====== Data for processing

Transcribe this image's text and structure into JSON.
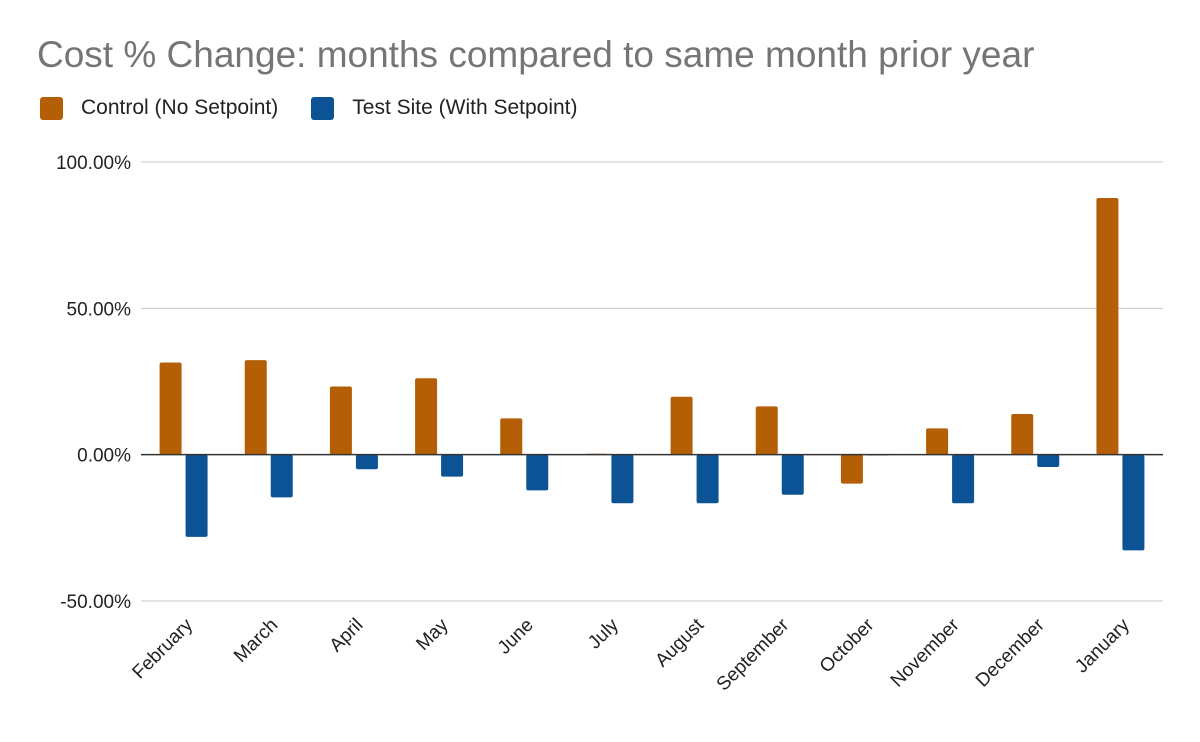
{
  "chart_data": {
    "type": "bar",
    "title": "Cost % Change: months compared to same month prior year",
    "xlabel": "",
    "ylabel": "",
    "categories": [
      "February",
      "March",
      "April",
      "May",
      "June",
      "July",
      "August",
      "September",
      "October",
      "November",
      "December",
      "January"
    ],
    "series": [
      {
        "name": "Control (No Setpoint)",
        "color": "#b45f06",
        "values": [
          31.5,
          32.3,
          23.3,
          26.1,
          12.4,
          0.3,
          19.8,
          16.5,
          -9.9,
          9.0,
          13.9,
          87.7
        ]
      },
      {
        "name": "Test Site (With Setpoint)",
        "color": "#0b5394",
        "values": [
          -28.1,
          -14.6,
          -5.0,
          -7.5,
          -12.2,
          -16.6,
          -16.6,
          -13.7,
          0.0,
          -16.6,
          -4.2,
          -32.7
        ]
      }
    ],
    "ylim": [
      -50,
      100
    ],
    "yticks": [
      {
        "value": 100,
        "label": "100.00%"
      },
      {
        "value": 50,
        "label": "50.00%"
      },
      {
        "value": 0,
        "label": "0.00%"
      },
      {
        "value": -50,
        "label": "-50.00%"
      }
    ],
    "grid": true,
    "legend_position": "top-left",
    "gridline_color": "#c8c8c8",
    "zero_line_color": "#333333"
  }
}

============

Problem requirements >> Reply with one number only, the count of lines above that hold the string "name".

Result >> 2